**THE EXERCISE:** Scan the entries below for the word "Heliocentric". Copy each line that has it.

**TASK INPUTS:**

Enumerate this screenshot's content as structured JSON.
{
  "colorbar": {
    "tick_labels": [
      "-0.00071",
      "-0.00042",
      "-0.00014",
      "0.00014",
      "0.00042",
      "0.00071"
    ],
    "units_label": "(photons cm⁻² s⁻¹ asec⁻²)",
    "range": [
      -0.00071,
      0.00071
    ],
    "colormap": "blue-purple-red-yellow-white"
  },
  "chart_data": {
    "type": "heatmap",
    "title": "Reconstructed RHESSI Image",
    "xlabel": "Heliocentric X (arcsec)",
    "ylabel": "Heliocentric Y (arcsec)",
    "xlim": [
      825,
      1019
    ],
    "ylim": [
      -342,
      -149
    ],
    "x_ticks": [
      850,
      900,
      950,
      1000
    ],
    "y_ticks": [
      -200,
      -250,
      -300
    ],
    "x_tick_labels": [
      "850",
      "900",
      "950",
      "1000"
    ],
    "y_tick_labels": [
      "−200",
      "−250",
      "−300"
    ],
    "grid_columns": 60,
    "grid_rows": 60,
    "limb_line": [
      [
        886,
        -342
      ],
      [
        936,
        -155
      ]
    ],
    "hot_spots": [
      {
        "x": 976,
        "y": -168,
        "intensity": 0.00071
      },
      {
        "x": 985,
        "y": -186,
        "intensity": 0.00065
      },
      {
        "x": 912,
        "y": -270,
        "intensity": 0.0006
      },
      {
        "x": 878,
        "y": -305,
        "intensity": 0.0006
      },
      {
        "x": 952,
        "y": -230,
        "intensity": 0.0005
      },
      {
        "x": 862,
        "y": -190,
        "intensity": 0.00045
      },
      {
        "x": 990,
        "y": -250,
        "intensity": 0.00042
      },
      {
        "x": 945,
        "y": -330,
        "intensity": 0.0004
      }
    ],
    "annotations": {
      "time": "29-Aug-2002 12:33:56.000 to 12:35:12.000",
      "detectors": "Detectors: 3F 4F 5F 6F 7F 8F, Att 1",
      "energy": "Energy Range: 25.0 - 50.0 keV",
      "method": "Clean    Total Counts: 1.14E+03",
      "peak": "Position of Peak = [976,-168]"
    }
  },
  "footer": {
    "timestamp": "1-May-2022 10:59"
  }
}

**REPLY TO THE TASK:**
    "xlabel": "Heliocentric X (arcsec)",
    "ylabel": "Heliocentric Y (arcsec)",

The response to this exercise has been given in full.